_Data to use_

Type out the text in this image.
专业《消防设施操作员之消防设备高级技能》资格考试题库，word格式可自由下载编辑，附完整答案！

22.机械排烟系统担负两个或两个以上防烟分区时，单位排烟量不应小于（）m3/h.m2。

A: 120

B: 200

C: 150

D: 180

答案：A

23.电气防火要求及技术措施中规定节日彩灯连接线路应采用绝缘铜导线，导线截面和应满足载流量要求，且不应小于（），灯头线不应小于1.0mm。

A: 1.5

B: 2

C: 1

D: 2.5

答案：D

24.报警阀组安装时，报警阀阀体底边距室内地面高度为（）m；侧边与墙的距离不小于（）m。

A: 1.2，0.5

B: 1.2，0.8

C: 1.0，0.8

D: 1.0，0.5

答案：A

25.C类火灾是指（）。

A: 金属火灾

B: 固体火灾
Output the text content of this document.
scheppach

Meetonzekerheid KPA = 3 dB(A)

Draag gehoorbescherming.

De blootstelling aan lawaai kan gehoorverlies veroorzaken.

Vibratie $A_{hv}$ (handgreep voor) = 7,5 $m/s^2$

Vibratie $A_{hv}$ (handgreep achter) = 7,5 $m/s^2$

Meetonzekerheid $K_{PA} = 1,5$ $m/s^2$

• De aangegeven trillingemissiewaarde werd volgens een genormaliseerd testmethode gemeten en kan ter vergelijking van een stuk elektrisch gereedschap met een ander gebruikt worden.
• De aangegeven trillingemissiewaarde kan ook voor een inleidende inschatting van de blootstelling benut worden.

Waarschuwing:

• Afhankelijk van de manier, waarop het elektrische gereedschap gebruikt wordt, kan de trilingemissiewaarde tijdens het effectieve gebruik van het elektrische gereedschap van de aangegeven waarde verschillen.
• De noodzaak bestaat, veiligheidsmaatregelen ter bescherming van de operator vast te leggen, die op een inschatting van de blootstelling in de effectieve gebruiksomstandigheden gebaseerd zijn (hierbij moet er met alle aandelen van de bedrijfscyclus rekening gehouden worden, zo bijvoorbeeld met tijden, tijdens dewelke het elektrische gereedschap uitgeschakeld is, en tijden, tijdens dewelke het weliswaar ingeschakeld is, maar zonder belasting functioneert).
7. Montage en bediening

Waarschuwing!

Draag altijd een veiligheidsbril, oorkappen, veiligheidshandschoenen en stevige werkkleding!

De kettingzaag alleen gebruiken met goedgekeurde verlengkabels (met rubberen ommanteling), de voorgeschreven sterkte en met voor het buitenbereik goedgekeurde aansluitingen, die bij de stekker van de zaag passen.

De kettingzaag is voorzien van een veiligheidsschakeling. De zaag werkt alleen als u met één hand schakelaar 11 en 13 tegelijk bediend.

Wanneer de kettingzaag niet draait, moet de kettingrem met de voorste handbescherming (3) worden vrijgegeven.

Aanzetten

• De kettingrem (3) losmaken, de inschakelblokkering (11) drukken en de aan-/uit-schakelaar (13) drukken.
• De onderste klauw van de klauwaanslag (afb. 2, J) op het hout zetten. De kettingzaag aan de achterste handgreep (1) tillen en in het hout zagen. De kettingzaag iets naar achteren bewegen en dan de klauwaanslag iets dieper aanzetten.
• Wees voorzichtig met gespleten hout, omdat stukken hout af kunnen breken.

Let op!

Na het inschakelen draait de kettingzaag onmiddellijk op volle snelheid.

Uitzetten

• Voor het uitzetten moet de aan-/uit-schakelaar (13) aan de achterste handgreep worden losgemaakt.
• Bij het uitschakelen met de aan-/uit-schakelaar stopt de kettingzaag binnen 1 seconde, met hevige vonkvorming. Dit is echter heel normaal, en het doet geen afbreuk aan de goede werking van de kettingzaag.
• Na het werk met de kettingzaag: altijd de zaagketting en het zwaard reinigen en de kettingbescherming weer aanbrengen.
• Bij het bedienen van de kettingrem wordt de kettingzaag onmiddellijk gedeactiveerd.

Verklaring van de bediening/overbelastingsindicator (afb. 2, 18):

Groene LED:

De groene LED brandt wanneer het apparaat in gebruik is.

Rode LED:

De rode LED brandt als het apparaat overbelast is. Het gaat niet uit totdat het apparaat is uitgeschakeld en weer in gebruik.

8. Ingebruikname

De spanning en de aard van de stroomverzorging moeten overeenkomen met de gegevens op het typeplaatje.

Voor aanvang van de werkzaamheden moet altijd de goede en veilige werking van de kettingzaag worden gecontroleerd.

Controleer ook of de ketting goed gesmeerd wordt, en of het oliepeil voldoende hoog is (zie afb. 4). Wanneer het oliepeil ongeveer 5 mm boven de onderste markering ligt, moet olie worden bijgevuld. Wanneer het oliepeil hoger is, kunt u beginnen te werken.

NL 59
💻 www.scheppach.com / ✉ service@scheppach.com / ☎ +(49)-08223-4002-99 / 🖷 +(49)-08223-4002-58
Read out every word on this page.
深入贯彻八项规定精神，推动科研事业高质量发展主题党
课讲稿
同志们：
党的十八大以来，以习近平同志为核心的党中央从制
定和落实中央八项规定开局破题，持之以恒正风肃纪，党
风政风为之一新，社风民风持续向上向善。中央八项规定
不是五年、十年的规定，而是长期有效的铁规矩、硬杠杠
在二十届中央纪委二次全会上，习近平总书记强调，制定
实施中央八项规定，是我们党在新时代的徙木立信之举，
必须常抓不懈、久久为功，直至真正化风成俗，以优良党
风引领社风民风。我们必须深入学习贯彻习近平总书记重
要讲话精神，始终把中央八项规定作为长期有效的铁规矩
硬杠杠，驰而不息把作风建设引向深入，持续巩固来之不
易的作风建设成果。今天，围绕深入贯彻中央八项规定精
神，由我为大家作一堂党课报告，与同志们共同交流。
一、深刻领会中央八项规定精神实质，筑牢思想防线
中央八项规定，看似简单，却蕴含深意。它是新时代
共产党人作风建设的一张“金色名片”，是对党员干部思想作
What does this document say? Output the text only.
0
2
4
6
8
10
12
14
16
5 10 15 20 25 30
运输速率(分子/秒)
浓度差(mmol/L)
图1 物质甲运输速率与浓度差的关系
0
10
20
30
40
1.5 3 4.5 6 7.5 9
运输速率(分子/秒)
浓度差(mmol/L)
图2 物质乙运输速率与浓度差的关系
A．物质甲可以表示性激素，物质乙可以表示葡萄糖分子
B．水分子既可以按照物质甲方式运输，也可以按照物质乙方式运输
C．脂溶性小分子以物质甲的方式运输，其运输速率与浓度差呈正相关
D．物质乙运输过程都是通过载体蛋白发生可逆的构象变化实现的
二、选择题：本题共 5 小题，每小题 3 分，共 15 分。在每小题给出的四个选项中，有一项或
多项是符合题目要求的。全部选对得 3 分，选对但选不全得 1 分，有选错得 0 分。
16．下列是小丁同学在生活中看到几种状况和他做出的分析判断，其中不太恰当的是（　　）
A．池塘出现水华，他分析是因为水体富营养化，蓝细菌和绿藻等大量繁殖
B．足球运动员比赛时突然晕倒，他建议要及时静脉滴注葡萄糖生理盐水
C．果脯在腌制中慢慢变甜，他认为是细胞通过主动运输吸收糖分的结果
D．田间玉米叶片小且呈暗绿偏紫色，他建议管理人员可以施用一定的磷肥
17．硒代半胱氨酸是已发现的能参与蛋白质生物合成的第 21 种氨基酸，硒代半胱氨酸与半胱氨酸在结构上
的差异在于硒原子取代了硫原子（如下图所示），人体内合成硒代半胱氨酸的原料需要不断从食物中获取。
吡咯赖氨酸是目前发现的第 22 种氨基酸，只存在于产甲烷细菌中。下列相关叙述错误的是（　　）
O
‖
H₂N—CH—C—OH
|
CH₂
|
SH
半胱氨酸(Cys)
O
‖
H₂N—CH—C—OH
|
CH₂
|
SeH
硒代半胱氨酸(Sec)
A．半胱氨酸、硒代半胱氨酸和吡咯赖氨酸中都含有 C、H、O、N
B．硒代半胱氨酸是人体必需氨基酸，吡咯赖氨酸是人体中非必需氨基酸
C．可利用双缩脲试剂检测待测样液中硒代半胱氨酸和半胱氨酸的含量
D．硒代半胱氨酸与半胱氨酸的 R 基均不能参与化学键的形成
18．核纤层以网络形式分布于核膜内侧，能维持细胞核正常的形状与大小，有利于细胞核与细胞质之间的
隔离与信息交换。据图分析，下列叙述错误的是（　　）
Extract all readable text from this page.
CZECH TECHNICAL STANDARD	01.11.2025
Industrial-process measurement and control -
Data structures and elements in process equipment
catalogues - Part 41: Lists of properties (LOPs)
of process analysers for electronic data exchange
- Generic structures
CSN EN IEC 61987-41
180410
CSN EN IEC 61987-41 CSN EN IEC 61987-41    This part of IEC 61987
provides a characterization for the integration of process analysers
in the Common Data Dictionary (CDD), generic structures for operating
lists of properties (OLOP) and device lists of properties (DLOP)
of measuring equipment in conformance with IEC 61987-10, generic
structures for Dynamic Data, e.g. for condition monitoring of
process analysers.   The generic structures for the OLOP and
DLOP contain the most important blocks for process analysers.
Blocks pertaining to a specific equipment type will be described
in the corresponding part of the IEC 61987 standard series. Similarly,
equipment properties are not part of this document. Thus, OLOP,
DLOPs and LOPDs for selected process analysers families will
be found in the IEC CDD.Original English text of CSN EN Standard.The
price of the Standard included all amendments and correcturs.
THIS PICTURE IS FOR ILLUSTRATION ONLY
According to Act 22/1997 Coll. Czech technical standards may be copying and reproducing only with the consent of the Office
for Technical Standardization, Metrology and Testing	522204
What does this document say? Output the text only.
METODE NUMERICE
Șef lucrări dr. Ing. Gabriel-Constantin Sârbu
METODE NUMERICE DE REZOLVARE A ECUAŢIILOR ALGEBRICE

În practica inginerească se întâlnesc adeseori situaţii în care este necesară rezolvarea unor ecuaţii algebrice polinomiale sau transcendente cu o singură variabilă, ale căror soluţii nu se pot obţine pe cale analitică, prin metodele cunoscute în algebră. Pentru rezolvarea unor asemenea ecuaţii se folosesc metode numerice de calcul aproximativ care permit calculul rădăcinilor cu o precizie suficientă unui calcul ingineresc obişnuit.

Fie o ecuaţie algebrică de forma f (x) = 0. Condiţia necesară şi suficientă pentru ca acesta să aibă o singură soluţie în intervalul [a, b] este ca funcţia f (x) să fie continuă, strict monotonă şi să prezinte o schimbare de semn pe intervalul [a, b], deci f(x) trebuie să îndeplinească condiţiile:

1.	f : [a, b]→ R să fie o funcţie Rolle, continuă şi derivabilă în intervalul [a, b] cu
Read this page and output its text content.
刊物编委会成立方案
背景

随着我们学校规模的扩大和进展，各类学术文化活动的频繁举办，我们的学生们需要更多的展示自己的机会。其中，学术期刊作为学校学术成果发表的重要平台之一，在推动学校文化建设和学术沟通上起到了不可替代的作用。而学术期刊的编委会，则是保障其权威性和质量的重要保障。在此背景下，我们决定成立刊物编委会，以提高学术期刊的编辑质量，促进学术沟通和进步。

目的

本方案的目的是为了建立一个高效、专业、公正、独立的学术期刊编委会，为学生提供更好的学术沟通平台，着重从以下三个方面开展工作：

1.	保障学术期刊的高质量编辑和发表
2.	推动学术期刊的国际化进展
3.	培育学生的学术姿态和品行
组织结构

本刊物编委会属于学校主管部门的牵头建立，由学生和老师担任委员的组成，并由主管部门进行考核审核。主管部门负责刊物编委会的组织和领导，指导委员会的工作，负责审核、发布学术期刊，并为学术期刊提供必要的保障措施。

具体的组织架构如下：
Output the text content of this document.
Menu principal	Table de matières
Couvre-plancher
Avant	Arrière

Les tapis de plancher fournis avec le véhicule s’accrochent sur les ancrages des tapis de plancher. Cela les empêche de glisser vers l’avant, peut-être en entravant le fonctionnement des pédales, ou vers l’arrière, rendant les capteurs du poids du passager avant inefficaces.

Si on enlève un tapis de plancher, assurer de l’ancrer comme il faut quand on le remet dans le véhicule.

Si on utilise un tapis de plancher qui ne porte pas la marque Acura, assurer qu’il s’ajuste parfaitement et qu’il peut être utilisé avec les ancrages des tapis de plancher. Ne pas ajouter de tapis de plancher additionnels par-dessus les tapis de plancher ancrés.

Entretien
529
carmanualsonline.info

_Aim_
From the material above, gather all lines that include the string "gebruikt" and copy them.

_Exercise result_
• De aangegeven trillingemissiewaarde werd volgens een genormaliseerd testmethode gemeten en kan ter vergelijking van een stuk elektrisch gereedschap met een ander gebruikt worden.
• Afhankelijk van de manier, waarop het elektrische gereedschap gebruikt wordt, kan de trilingemissiewaarde tijdens het effectieve gebruik van het elektrische gereedschap van de aangegeven waarde verschillen.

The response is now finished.